◆ WORK TO COMPLETE
Reproduce the listing below exactly. Pictures do not belong in the copy.

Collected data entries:

■ ■ ■

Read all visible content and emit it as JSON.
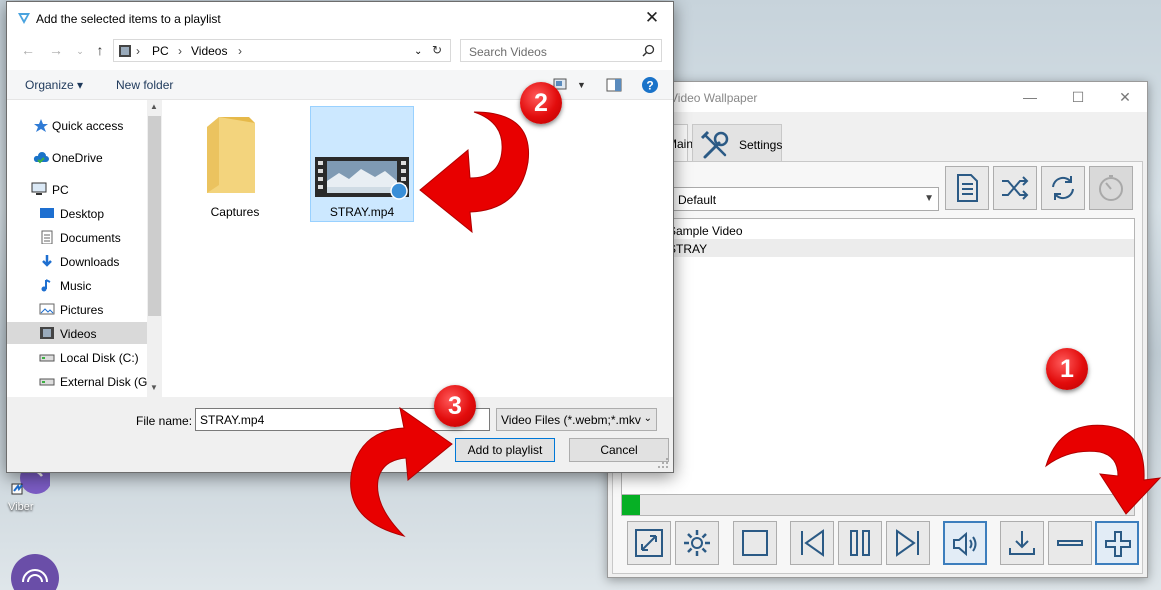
{
  "desktop": {
    "viber_label": "Viber"
  },
  "video_wallpaper": {
    "title": "Video Wallpaper",
    "tabs": [
      {
        "label": "Main"
      },
      {
        "label": "Settings"
      }
    ],
    "playlist_combo_value": "Default",
    "playlist_items": [
      "Sample Video",
      "STRAY"
    ],
    "progress_fraction": 0.035,
    "accent_color": "#3d7ebd",
    "progress_color": "#06b025"
  },
  "dialog": {
    "title": "Add the selected items to a playlist",
    "address": {
      "crumbs": [
        "PC",
        "Videos"
      ]
    },
    "search_placeholder": "Search Videos",
    "commands": {
      "organize": "Organize",
      "new_folder": "New folder"
    },
    "nav_items": [
      {
        "label": "Quick access",
        "icon": "star-icon"
      },
      {
        "label": "OneDrive",
        "icon": "cloud-icon"
      },
      {
        "label": "PC",
        "icon": "computer-icon"
      },
      {
        "label": "Desktop",
        "icon": "desktop-icon"
      },
      {
        "label": "Documents",
        "icon": "document-icon"
      },
      {
        "label": "Downloads",
        "icon": "download-icon"
      },
      {
        "label": "Music",
        "icon": "music-icon"
      },
      {
        "label": "Pictures",
        "icon": "picture-icon"
      },
      {
        "label": "Videos",
        "icon": "video-icon"
      },
      {
        "label": "Local Disk (C:)",
        "icon": "drive-icon"
      },
      {
        "label": "External Disk (G:)",
        "icon": "drive-icon"
      }
    ],
    "files": [
      {
        "name": "Captures",
        "type": "folder"
      },
      {
        "name": "STRAY.mp4",
        "type": "video"
      }
    ],
    "file_name_label": "File name:",
    "file_name_value": "STRAY.mp4",
    "file_type_value": "Video Files (*.webm;*.mkv;*.flv;",
    "add_button": "Add to playlist",
    "cancel_button": "Cancel"
  },
  "annotations": {
    "badges": [
      "1",
      "2",
      "3"
    ],
    "color": "#e20c0c"
  }
}
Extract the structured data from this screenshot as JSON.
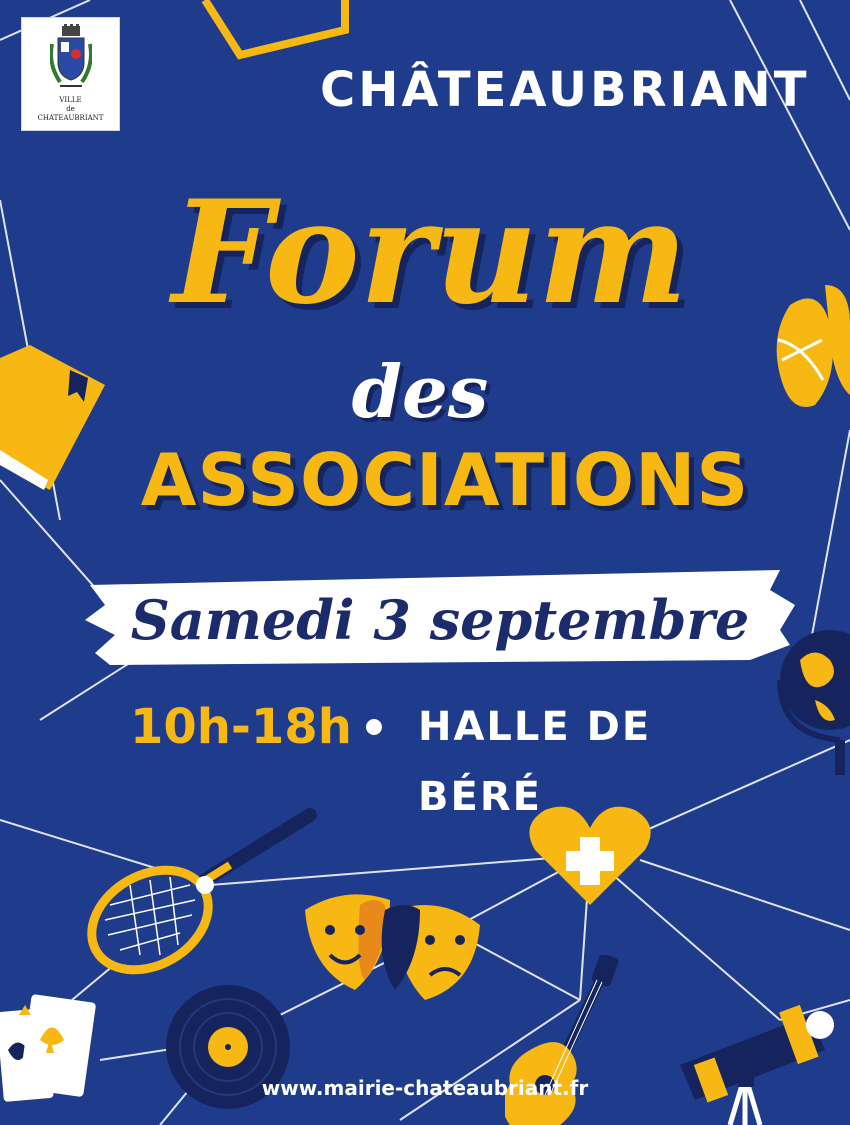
{
  "logo": {
    "line1": "VILLE",
    "line2": "de",
    "line3": "CHATEAUBRIANT"
  },
  "header": {
    "city": "CHÂTEAUBRIANT"
  },
  "title": {
    "forum": "Forum",
    "des": "des",
    "associations": "ASSOCIATIONS"
  },
  "event": {
    "date": "Samedi 3 septembre",
    "hours": "10h-18h",
    "place": "HALLE DE BÉRÉ"
  },
  "footer": {
    "url": "www.mairie-chateaubriant.fr"
  },
  "colors": {
    "background": "#1f3c8c",
    "accent_yellow": "#f7b813",
    "dark_navy": "#16245e",
    "white": "#ffffff"
  },
  "icons": [
    "coat-of-arms-icon",
    "book-icon",
    "ballet-shoe-icon",
    "globe-icon",
    "tennis-racket-icon",
    "heart-cross-icon",
    "theatre-masks-icon",
    "playing-cards-icon",
    "vinyl-record-icon",
    "guitar-icon",
    "telescope-icon"
  ]
}
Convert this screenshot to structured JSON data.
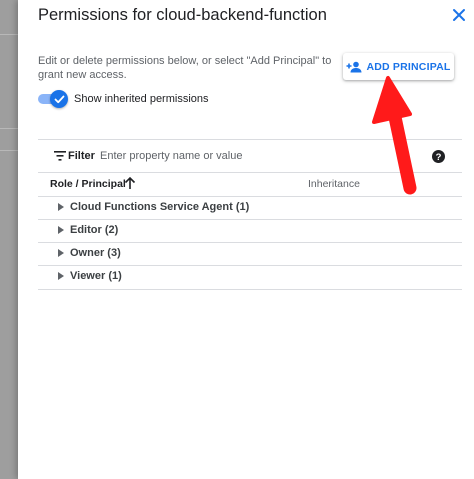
{
  "dialog": {
    "title": "Permissions for cloud-backend-function",
    "description": "Edit or delete permissions below, or select \"Add Principal\" to grant new access.",
    "add_button": {
      "label": "ADD PRINCIPAL",
      "icon": "person-add-icon"
    },
    "show_inherited": {
      "label": "Show inherited permissions",
      "checked": true
    }
  },
  "filter": {
    "label": "Filter",
    "placeholder": "Enter property name or value",
    "value": ""
  },
  "table": {
    "columns": {
      "role": "Role / Principal",
      "inheritance": "Inheritance"
    },
    "rows": [
      {
        "label": "Cloud Functions Service Agent (1)"
      },
      {
        "label": "Editor (2)"
      },
      {
        "label": "Owner (3)"
      },
      {
        "label": "Viewer (1)"
      }
    ]
  },
  "colors": {
    "accent": "#1a73e8",
    "annotation_arrow": "#ff1a1a",
    "backdrop": "#9e9e9e"
  }
}
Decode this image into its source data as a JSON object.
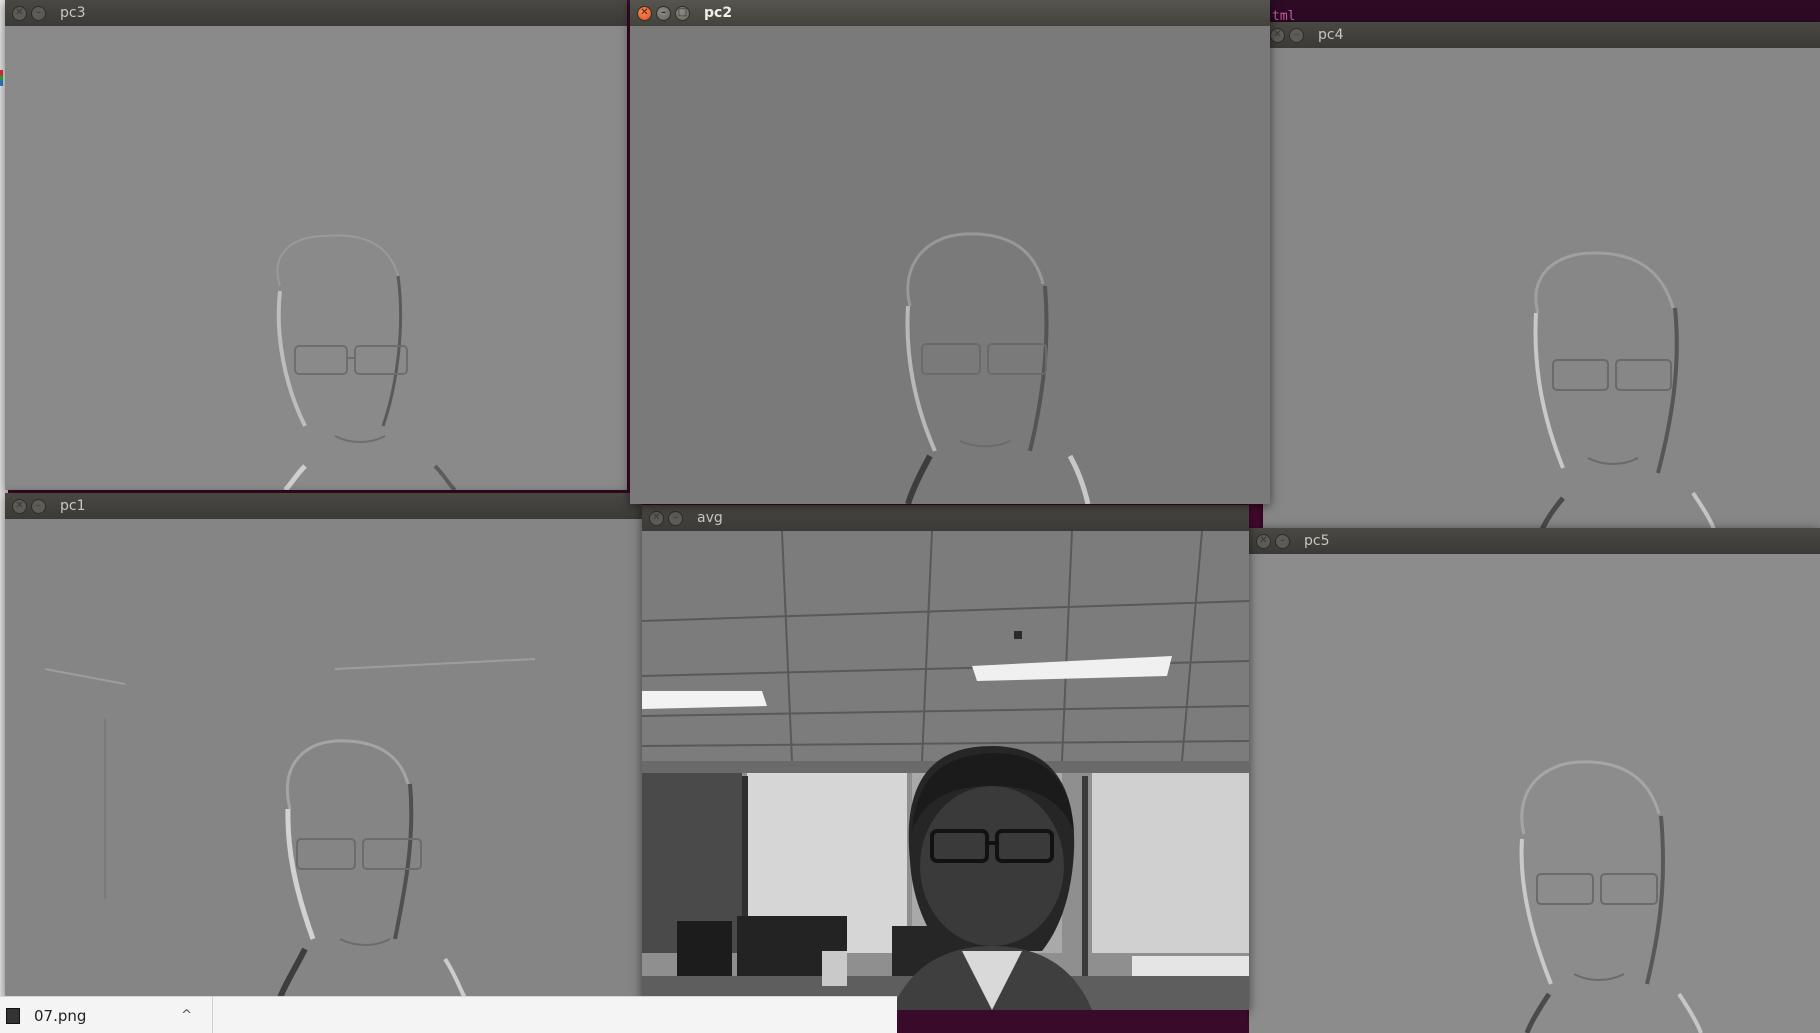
{
  "terminal": {
    "peek_text": "tml"
  },
  "windows": {
    "pc3": {
      "title": "pc3"
    },
    "pc2": {
      "title": "pc2"
    },
    "pc4": {
      "title": "pc4"
    },
    "pc1": {
      "title": "pc1"
    },
    "avg": {
      "title": "avg"
    },
    "pc5": {
      "title": "pc5"
    }
  },
  "buttons": {
    "close_icon": "close-icon",
    "minimize_icon": "minimize-icon",
    "maximize_icon": "maximize-icon"
  },
  "download_bar": {
    "file_name": "07.png",
    "chevron": "^"
  },
  "colors": {
    "titlebar": "#3b3a36",
    "active_close": "#e1501f",
    "desktop": "#4a0c33",
    "emboss_gray": "#7b7b7b"
  }
}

■ ■ ■

◆ EXERCISE RESULT
Read all visible content and emit it as JSON.
{
  "desktop": {
    "viber_label": "Viber"
  },
  "video_wallpaper": {
    "title": "Video Wallpaper",
    "tabs": [
      {
        "label": "Main"
      },
      {
        "label": "Settings"
      }
    ],
    "playlist_combo_value": "Default",
    "playlist_items": [
      "Sample Video",
      "STRAY"
    ],
    "progress_fraction": 0.035,
    "accent_color": "#3d7ebd",
    "progress_color": "#06b025"
  },
  "dialog": {
    "title": "Add the selected items to a playlist",
    "address": {
      "crumbs": [
        "PC",
        "Videos"
      ]
    },
    "search_placeholder": "Search Videos",
    "commands": {
      "organize": "Organize",
      "new_folder": "New folder"
    },
    "nav_items": [
      {
        "label": "Quick access",
        "icon": "star-icon"
      },
      {
        "label": "OneDrive",
        "icon": "cloud-icon"
      },
      {
        "label": "PC",
        "icon": "computer-icon"
      },
      {
        "label": "Desktop",
        "icon": "desktop-icon"
      },
      {
        "label": "Documents",
        "icon": "document-icon"
      },
      {
        "label": "Downloads",
        "icon": "download-icon"
      },
      {
        "label": "Music",
        "icon": "music-icon"
      },
      {
        "label": "Pictures",
        "icon": "picture-icon"
      },
      {
        "label": "Videos",
        "icon": "video-icon"
      },
      {
        "label": "Local Disk (C:)",
        "icon": "drive-icon"
      },
      {
        "label": "External Disk (G:)",
        "icon": "drive-icon"
      }
    ],
    "files": [
      {
        "name": "Captures",
        "type": "folder"
      },
      {
        "name": "STRAY.mp4",
        "type": "video"
      }
    ],
    "file_name_label": "File name:",
    "file_name_value": "STRAY.mp4",
    "file_type_value": "Video Files (*.webm;*.mkv;*.flv;",
    "add_button": "Add to playlist",
    "cancel_button": "Cancel"
  },
  "annotations": {
    "badges": [
      "1",
      "2",
      "3"
    ],
    "color": "#e20c0c"
  }
}
Extract the structured data from this screenshot as JSON.
{
  "logo": {
    "line1": "VILLE",
    "line2": "de",
    "line3": "CHATEAUBRIANT"
  },
  "header": {
    "city": "CHÂTEAUBRIANT"
  },
  "title": {
    "forum": "Forum",
    "des": "des",
    "associations": "ASSOCIATIONS"
  },
  "event": {
    "date": "Samedi 3 septembre",
    "hours": "10h-18h",
    "place": "HALLE DE BÉRÉ"
  },
  "footer": {
    "url": "www.mairie-chateaubriant.fr"
  },
  "colors": {
    "background": "#1f3c8c",
    "accent_yellow": "#f7b813",
    "dark_navy": "#16245e",
    "white": "#ffffff"
  },
  "icons": [
    "coat-of-arms-icon",
    "book-icon",
    "ballet-shoe-icon",
    "globe-icon",
    "tennis-racket-icon",
    "heart-cross-icon",
    "theatre-masks-icon",
    "playing-cards-icon",
    "vinyl-record-icon",
    "guitar-icon",
    "telescope-icon"
  ]
}
Convert this screenshot to structured JSON data.
{
  "dialog": {
    "title": "Permissions for cloud-backend-function",
    "description": "Edit or delete permissions below, or select \"Add Principal\" to grant new access.",
    "add_button": {
      "label": "ADD PRINCIPAL",
      "icon": "person-add-icon"
    },
    "show_inherited": {
      "label": "Show inherited permissions",
      "checked": true
    }
  },
  "filter": {
    "label": "Filter",
    "placeholder": "Enter property name or value",
    "value": ""
  },
  "table": {
    "columns": {
      "role": "Role / Principal",
      "inheritance": "Inheritance"
    },
    "rows": [
      {
        "label": "Cloud Functions Service Agent (1)"
      },
      {
        "label": "Editor (2)"
      },
      {
        "label": "Owner (3)"
      },
      {
        "label": "Viewer (1)"
      }
    ]
  },
  "colors": {
    "accent": "#1a73e8",
    "annotation_arrow": "#ff1a1a",
    "backdrop": "#9e9e9e"
  }
}
Decode this image into its source data as a JSON object.
{
  "terminal": {
    "peek_text": "tml"
  },
  "windows": {
    "pc3": {
      "title": "pc3"
    },
    "pc2": {
      "title": "pc2"
    },
    "pc4": {
      "title": "pc4"
    },
    "pc1": {
      "title": "pc1"
    },
    "avg": {
      "title": "avg"
    },
    "pc5": {
      "title": "pc5"
    }
  },
  "buttons": {
    "close_icon": "close-icon",
    "minimize_icon": "minimize-icon",
    "maximize_icon": "maximize-icon"
  },
  "download_bar": {
    "file_name": "07.png",
    "chevron": "^"
  },
  "colors": {
    "titlebar": "#3b3a36",
    "active_close": "#e1501f",
    "desktop": "#4a0c33",
    "emboss_gray": "#7b7b7b"
  }
}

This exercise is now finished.